> **EXERCISE AIM**
Would you quote every entry exactly, dropping only the pictures?

++++++++++++++++++++

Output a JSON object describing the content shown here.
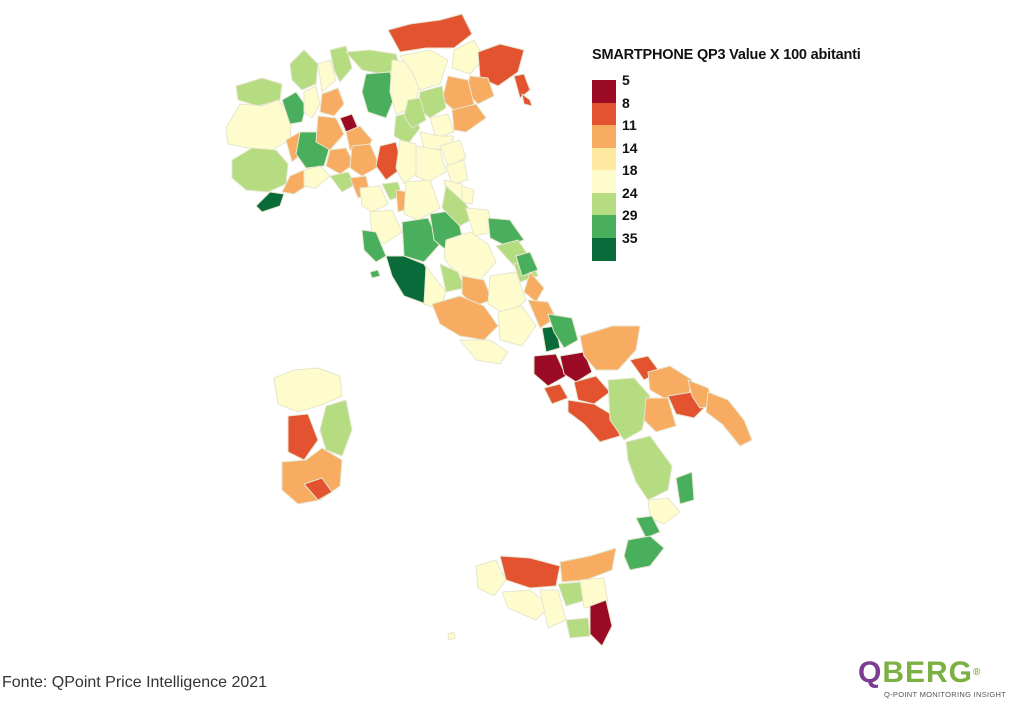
{
  "legend": {
    "title": "SMARTPHONE QP3 Value X 100 abitanti",
    "items": [
      {
        "label": "5",
        "color": "#9b0a25"
      },
      {
        "label": "8",
        "color": "#e4532f"
      },
      {
        "label": "11",
        "color": "#f8ac62"
      },
      {
        "label": "14",
        "color": "#fee9a0"
      },
      {
        "label": "18",
        "color": "#fefccc"
      },
      {
        "label": "24",
        "color": "#b5dc80"
      },
      {
        "label": "29",
        "color": "#4aaf5c"
      },
      {
        "label": "35",
        "color": "#0a6b3a"
      }
    ]
  },
  "map": {
    "region": "Italia",
    "fill_colors": {
      "very_low": "#9b0a25",
      "low": "#e4532f",
      "mid_low": "#f8ac62",
      "mid": "#fefccc",
      "mid_high": "#b5dc80",
      "high": "#4aaf5c",
      "very_high": "#0a6b3a"
    }
  },
  "source": "Fonte: QPoint Price Intelligence 2021",
  "logo": {
    "q": "Q",
    "rest": "BERG",
    "registered": "®",
    "subtitle": "Q-POINT MONITORING INSIGHT"
  }
}
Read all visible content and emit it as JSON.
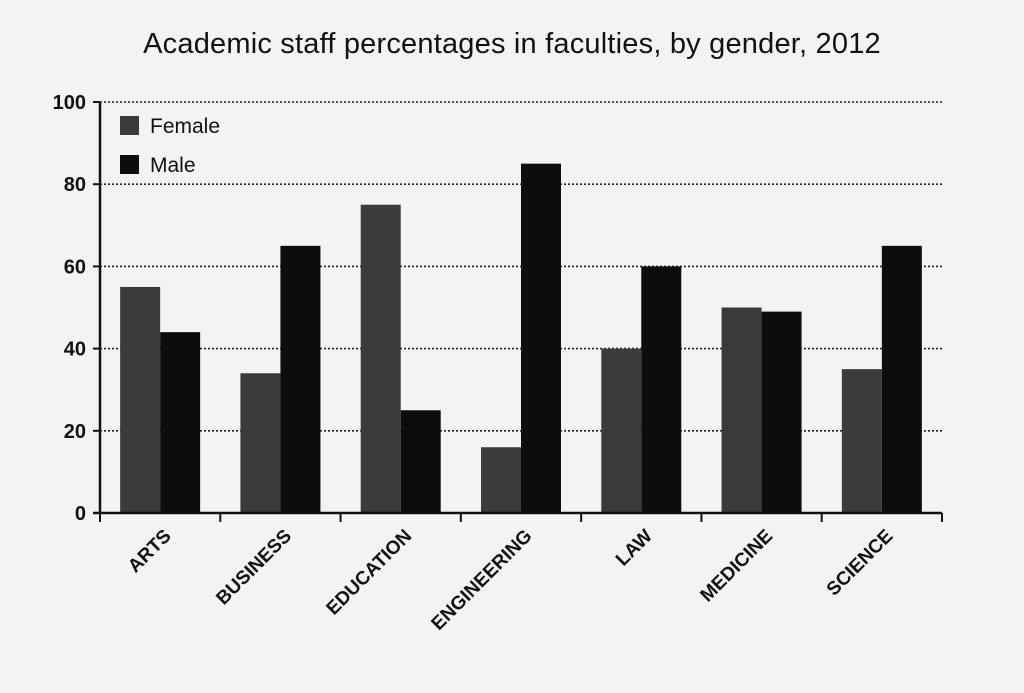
{
  "chart_data": {
    "type": "bar",
    "title": "Academic staff percentages in faculties, by gender, 2012",
    "xlabel": "",
    "ylabel": "",
    "ylim": [
      0,
      100
    ],
    "yticks": [
      0,
      20,
      40,
      60,
      80,
      100
    ],
    "categories": [
      "ARTS",
      "BUSINESS",
      "EDUCATION",
      "ENGINEERING",
      "LAW",
      "MEDICINE",
      "SCIENCE"
    ],
    "series": [
      {
        "name": "Female",
        "color": "#3b3b3b",
        "values": [
          55,
          34,
          75,
          16,
          40,
          50,
          35
        ]
      },
      {
        "name": "Male",
        "color": "#0d0d0d",
        "values": [
          44,
          65,
          25,
          85,
          60,
          49,
          65
        ]
      }
    ],
    "grid": true,
    "legend": "top-left"
  }
}
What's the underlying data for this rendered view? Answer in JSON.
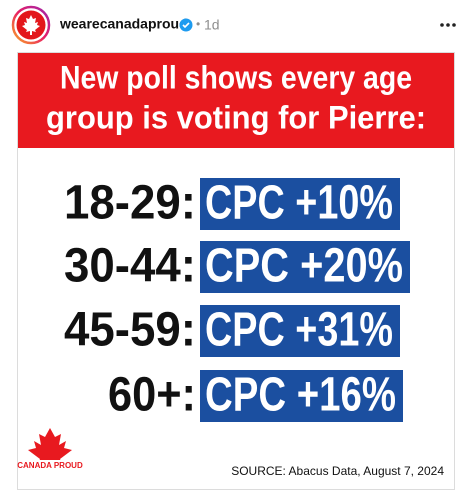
{
  "header": {
    "username": "wearecanadaproud",
    "separator": "•",
    "time": "1d"
  },
  "post": {
    "title_lines": [
      "New poll shows every age",
      "group is voting for Pierre:"
    ],
    "rows": [
      {
        "age": "18-29:",
        "result": "CPC +10%"
      },
      {
        "age": "30-44:",
        "result": "CPC +20%"
      },
      {
        "age": "45-59:",
        "result": "CPC +31%"
      },
      {
        "age": "60+:",
        "result": "CPC +16%"
      }
    ],
    "logo": "CANADA PROUD",
    "source": "SOURCE: Abacus Data, August 7, 2024"
  }
}
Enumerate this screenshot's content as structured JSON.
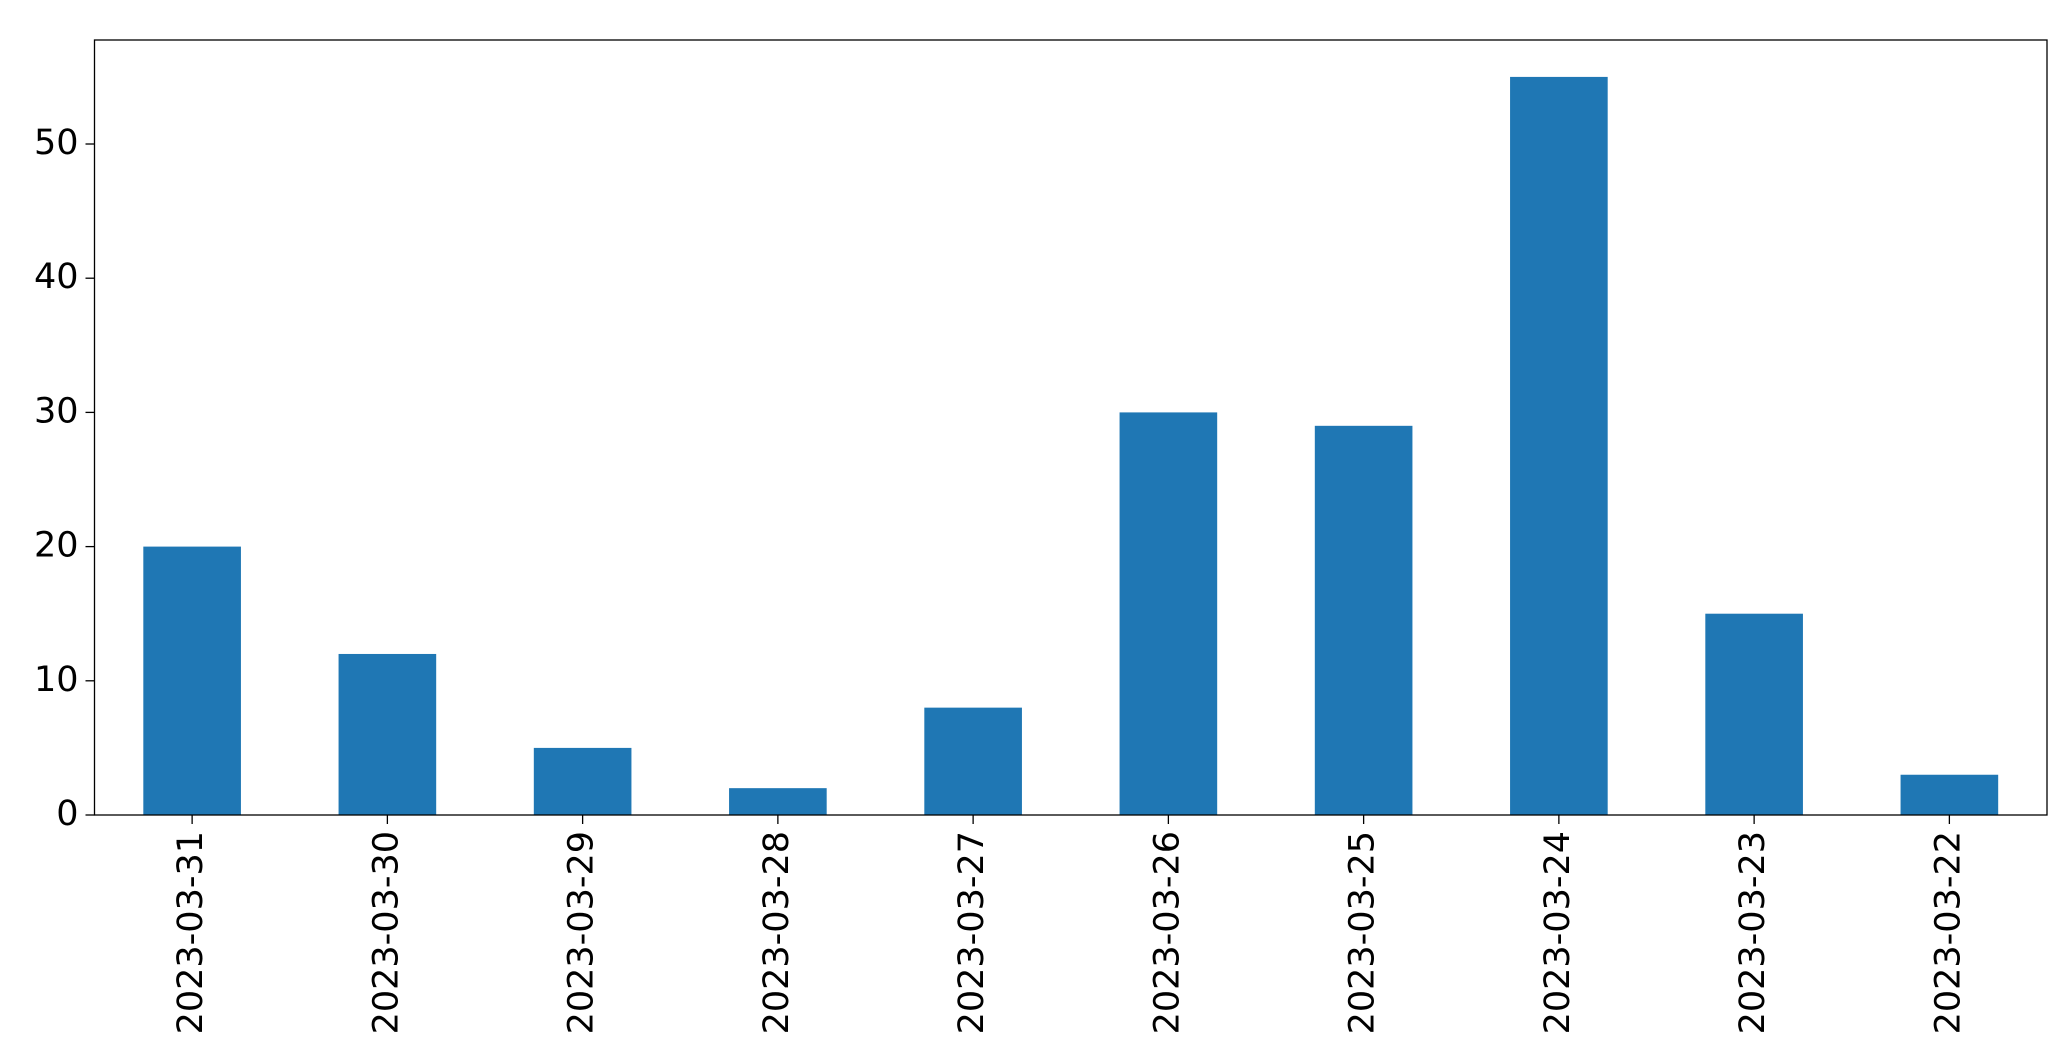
{
  "chart_data": {
    "type": "bar",
    "categories": [
      "2023-03-31",
      "2023-03-30",
      "2023-03-29",
      "2023-03-28",
      "2023-03-27",
      "2023-03-26",
      "2023-03-25",
      "2023-03-24",
      "2023-03-23",
      "2023-03-22"
    ],
    "values": [
      20,
      12,
      5,
      2,
      8,
      30,
      29,
      55,
      15,
      3
    ],
    "color": "#1f77b4",
    "ylim": [
      0,
      57.75
    ],
    "yticks": [
      0,
      10,
      20,
      30,
      40,
      50
    ],
    "grid": false
  }
}
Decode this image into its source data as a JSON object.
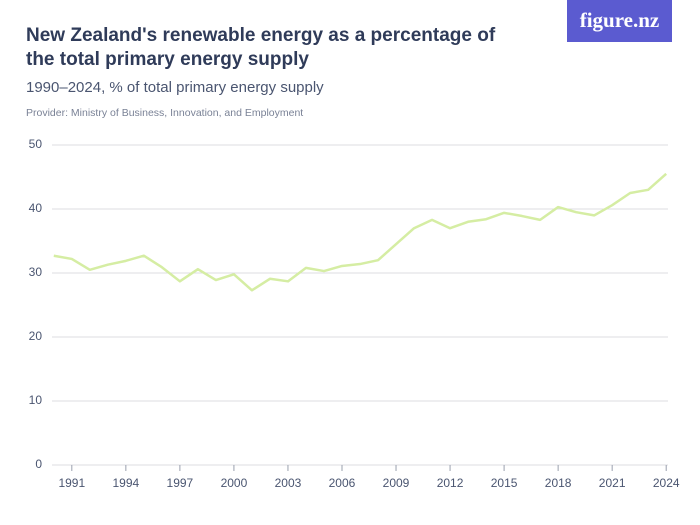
{
  "logo": "figure.nz",
  "chart_data": {
    "type": "line",
    "title": "New Zealand's renewable energy as a percentage of the total primary energy supply",
    "subtitle": "1990–2024, % of total primary energy supply",
    "provider": "Provider: Ministry of Business, Innovation, and Employment",
    "x": [
      1990,
      1991,
      1992,
      1993,
      1994,
      1995,
      1996,
      1997,
      1998,
      1999,
      2000,
      2001,
      2002,
      2003,
      2004,
      2005,
      2006,
      2007,
      2008,
      2009,
      2010,
      2011,
      2012,
      2013,
      2014,
      2015,
      2016,
      2017,
      2018,
      2019,
      2020,
      2021,
      2022,
      2023,
      2024
    ],
    "values": [
      32.7,
      32.2,
      30.5,
      31.3,
      31.9,
      32.7,
      30.9,
      28.7,
      30.6,
      28.9,
      29.8,
      27.3,
      29.1,
      28.7,
      30.8,
      30.3,
      31.1,
      31.4,
      32.0,
      34.5,
      37.0,
      38.3,
      37.0,
      38.0,
      38.4,
      39.4,
      38.9,
      38.3,
      40.3,
      39.5,
      39.0,
      40.6,
      42.5,
      43.0,
      45.5
    ],
    "color": "#d5eda3",
    "xlim": [
      1989.9,
      2024.1
    ],
    "xticks": [
      1991,
      1994,
      1997,
      2000,
      2003,
      2006,
      2009,
      2012,
      2015,
      2018,
      2021,
      2024
    ],
    "ylim": [
      0,
      50
    ],
    "yticks": [
      0,
      10,
      20,
      30,
      40,
      50
    ],
    "grid": true
  }
}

++++++++++++++++++++

> **COMPLETE RESPONSE**
Output a JSON object describing the content shown here.
{
  "legend": {
    "title": "SMARTPHONE QP3 Value X 100 abitanti",
    "items": [
      {
        "label": "5",
        "color": "#9b0a25"
      },
      {
        "label": "8",
        "color": "#e4532f"
      },
      {
        "label": "11",
        "color": "#f8ac62"
      },
      {
        "label": "14",
        "color": "#fee9a0"
      },
      {
        "label": "18",
        "color": "#fefccc"
      },
      {
        "label": "24",
        "color": "#b5dc80"
      },
      {
        "label": "29",
        "color": "#4aaf5c"
      },
      {
        "label": "35",
        "color": "#0a6b3a"
      }
    ]
  },
  "map": {
    "region": "Italia",
    "fill_colors": {
      "very_low": "#9b0a25",
      "low": "#e4532f",
      "mid_low": "#f8ac62",
      "mid": "#fefccc",
      "mid_high": "#b5dc80",
      "high": "#4aaf5c",
      "very_high": "#0a6b3a"
    }
  },
  "source": "Fonte: QPoint Price Intelligence 2021",
  "logo": {
    "q": "Q",
    "rest": "BERG",
    "registered": "®",
    "subtitle": "Q-POINT MONITORING INSIGHT"
  }
}
Read all visible content and emit it as JSON.
{
  "chart_data": {
    "type": "bar",
    "title": "Academic staff percentages in faculties, by gender, 2012",
    "xlabel": "",
    "ylabel": "",
    "ylim": [
      0,
      100
    ],
    "yticks": [
      0,
      20,
      40,
      60,
      80,
      100
    ],
    "categories": [
      "ARTS",
      "BUSINESS",
      "EDUCATION",
      "ENGINEERING",
      "LAW",
      "MEDICINE",
      "SCIENCE"
    ],
    "series": [
      {
        "name": "Female",
        "color": "#3b3b3b",
        "values": [
          55,
          34,
          75,
          16,
          40,
          50,
          35
        ]
      },
      {
        "name": "Male",
        "color": "#0d0d0d",
        "values": [
          44,
          65,
          25,
          85,
          60,
          49,
          65
        ]
      }
    ],
    "grid": true,
    "legend": "top-left"
  }
}
What's the underlying data for this rendered view? Answer in JSON.
{
  "header": {
    "username": "wearecanadaproud",
    "separator": "•",
    "time": "1d"
  },
  "post": {
    "title_lines": [
      "New poll shows every age",
      "group is voting for Pierre:"
    ],
    "rows": [
      {
        "age": "18-29:",
        "result": "CPC +10%"
      },
      {
        "age": "30-44:",
        "result": "CPC +20%"
      },
      {
        "age": "45-59:",
        "result": "CPC +31%"
      },
      {
        "age": "60+:",
        "result": "CPC +16%"
      }
    ],
    "logo": "CANADA PROUD",
    "source": "SOURCE: Abacus Data, August 7, 2024"
  }
}
Enumerate this screenshot's content as structured JSON.
{
  "chart_data": {
    "type": "bar",
    "categories": [
      "2023-03-31",
      "2023-03-30",
      "2023-03-29",
      "2023-03-28",
      "2023-03-27",
      "2023-03-26",
      "2023-03-25",
      "2023-03-24",
      "2023-03-23",
      "2023-03-22"
    ],
    "values": [
      20,
      12,
      5,
      2,
      8,
      30,
      29,
      55,
      15,
      3
    ],
    "color": "#1f77b4",
    "ylim": [
      0,
      57.75
    ],
    "yticks": [
      0,
      10,
      20,
      30,
      40,
      50
    ],
    "grid": false
  }
}
Decode this image into its source data as a JSON object.
{
  "logo": "figure.nz",
  "chart_data": {
    "type": "line",
    "title": "New Zealand's renewable energy as a percentage of the total primary energy supply",
    "subtitle": "1990–2024, % of total primary energy supply",
    "provider": "Provider: Ministry of Business, Innovation, and Employment",
    "x": [
      1990,
      1991,
      1992,
      1993,
      1994,
      1995,
      1996,
      1997,
      1998,
      1999,
      2000,
      2001,
      2002,
      2003,
      2004,
      2005,
      2006,
      2007,
      2008,
      2009,
      2010,
      2011,
      2012,
      2013,
      2014,
      2015,
      2016,
      2017,
      2018,
      2019,
      2020,
      2021,
      2022,
      2023,
      2024
    ],
    "values": [
      32.7,
      32.2,
      30.5,
      31.3,
      31.9,
      32.7,
      30.9,
      28.7,
      30.6,
      28.9,
      29.8,
      27.3,
      29.1,
      28.7,
      30.8,
      30.3,
      31.1,
      31.4,
      32.0,
      34.5,
      37.0,
      38.3,
      37.0,
      38.0,
      38.4,
      39.4,
      38.9,
      38.3,
      40.3,
      39.5,
      39.0,
      40.6,
      42.5,
      43.0,
      45.5
    ],
    "color": "#d5eda3",
    "xlim": [
      1989.9,
      2024.1
    ],
    "xticks": [
      1991,
      1994,
      1997,
      2000,
      2003,
      2006,
      2009,
      2012,
      2015,
      2018,
      2021,
      2024
    ],
    "ylim": [
      0,
      50
    ],
    "yticks": [
      0,
      10,
      20,
      30,
      40,
      50
    ],
    "grid": true
  }
}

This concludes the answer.